● **Problem statement**: Where the data below has the string "samme", return the whole line.
Listing start
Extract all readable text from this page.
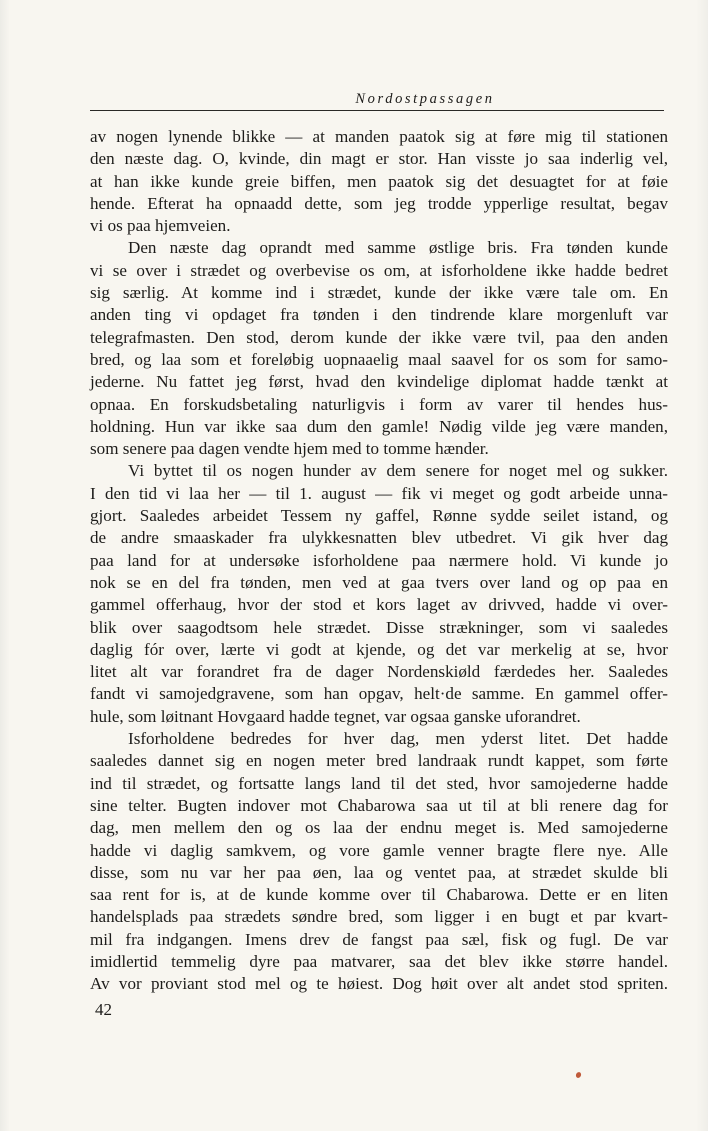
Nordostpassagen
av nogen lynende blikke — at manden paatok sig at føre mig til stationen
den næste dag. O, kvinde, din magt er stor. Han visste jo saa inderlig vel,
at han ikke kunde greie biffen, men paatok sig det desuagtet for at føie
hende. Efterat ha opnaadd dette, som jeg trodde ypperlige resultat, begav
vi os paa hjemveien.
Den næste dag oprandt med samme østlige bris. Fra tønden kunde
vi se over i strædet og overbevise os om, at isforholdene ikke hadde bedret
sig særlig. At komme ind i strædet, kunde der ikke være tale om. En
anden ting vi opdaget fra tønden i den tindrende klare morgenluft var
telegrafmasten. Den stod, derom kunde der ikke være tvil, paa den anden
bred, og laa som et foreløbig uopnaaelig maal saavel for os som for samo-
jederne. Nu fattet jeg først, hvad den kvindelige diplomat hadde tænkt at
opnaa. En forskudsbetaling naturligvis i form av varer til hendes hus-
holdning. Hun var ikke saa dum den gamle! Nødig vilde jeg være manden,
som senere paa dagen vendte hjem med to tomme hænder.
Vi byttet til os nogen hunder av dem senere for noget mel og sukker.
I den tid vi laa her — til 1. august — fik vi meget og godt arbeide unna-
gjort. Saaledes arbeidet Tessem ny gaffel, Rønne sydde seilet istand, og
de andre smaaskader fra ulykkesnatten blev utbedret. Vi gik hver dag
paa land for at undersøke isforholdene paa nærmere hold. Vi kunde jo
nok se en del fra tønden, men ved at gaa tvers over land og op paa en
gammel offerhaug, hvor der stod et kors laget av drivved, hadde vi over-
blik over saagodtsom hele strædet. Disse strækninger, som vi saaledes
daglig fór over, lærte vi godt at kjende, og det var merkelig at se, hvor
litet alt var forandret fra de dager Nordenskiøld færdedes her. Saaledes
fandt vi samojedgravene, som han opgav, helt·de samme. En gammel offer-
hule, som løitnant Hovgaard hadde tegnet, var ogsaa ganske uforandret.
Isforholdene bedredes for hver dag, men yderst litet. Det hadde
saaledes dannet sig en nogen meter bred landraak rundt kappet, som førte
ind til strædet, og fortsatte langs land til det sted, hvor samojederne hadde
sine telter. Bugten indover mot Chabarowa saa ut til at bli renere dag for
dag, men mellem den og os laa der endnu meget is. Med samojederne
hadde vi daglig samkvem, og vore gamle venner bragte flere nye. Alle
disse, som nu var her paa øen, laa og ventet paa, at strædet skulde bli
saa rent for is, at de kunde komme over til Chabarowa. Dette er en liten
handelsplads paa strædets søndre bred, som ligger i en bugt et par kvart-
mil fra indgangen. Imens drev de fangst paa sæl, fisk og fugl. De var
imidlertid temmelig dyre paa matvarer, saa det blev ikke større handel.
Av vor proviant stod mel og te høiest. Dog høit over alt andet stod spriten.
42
Listing end
Listing start
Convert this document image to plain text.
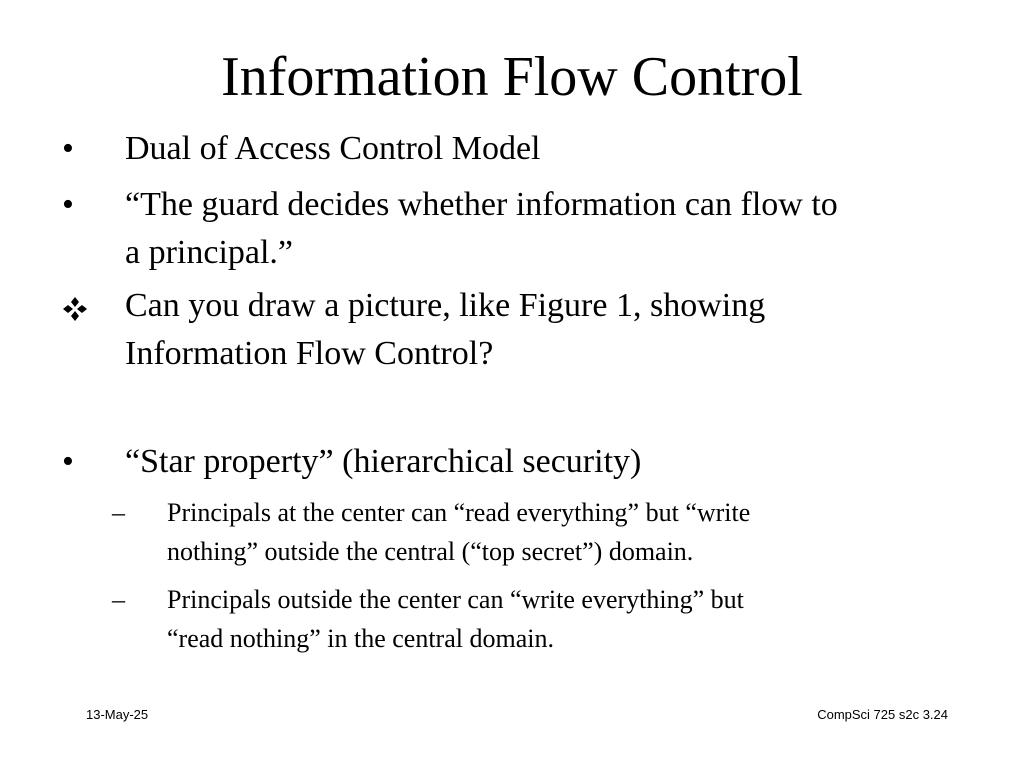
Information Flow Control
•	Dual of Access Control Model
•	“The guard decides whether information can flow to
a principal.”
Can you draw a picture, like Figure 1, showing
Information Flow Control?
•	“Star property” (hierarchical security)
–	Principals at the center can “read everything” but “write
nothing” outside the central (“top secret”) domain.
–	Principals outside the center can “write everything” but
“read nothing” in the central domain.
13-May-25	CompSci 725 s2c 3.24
Listing end
● **Correct answer**:
Den næste dag oprandt med samme østlige bris. Fra tønden kunde
fandt vi samojedgravene, som han opgav, helt·de samme. En gammel offer-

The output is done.